[Stored items from a collection]
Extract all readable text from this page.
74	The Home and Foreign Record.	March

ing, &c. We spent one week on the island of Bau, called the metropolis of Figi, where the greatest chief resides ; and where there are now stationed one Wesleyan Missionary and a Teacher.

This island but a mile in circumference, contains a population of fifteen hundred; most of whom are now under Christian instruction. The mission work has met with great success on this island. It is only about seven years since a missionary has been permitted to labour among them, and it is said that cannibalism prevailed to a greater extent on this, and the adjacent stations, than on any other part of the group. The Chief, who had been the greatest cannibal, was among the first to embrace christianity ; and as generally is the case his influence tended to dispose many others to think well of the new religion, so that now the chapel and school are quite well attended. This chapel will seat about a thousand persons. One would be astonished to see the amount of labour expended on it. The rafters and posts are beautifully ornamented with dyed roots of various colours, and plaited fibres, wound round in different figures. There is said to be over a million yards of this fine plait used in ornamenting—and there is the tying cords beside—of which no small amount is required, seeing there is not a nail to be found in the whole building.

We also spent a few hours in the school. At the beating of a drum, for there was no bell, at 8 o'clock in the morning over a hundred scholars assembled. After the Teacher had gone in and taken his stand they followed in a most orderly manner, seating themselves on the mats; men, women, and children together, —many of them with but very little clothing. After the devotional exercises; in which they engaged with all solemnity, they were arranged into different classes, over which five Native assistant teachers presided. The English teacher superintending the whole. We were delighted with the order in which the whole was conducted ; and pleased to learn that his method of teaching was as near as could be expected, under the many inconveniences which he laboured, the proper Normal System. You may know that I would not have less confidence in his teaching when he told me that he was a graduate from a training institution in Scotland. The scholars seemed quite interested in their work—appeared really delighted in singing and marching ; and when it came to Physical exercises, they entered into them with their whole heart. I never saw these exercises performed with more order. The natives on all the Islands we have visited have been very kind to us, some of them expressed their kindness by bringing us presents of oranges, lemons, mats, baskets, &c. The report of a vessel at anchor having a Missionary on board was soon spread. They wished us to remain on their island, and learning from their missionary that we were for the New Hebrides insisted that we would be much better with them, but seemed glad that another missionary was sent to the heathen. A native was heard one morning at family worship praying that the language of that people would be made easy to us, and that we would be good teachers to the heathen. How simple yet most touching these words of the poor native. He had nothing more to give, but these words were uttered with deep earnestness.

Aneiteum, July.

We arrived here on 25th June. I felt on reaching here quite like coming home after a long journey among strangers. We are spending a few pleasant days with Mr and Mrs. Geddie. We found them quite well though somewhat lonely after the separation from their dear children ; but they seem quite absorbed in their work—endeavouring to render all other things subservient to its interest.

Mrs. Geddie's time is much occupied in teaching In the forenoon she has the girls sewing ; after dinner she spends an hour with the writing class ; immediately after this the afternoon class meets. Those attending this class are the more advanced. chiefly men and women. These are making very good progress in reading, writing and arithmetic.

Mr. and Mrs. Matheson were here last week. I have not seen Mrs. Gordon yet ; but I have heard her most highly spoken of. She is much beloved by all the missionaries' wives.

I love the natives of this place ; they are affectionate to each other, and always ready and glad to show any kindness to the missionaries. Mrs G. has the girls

> _TASK DIRECTIONS_
Find the lines that include the string "greatest", then copy each of them.

> _WRITTEN RESPONSE_
ing, &c. We spent one week on the island of Bau, called the metropolis of Figi, where the greatest chief resides ; and where there are now stationed one Wesleyan Missionary and a Teacher.
This island but a mile in circumference, contains a population of fifteen hundred; most of whom are now under Christian instruction. The mission work has met with great success on this island. It is only about seven years since a missionary has been permitted to labour among them, and it is said that cannibalism prevailed to a greater extent on this, and the adjacent stations, than on any other part of the group. The Chief, who had been the greatest cannibal, was among the first to embrace christianity ; and as generally is the case his influence tended to dispose many others to think well of the new religion, so that now the chapel and school are quite well attended. This chapel will seat about a thousand persons. One would be astonished to see the amount of labour expended on it. The rafters and posts are beautifully ornamented with dyed roots of various colours, and plaited fibres, wound round in different figures. There is said to be over a million yards of this fine plait used in ornamenting—and there is the tying cords beside—of which no small amount is required, seeing there is not a nail to be found in the whole building.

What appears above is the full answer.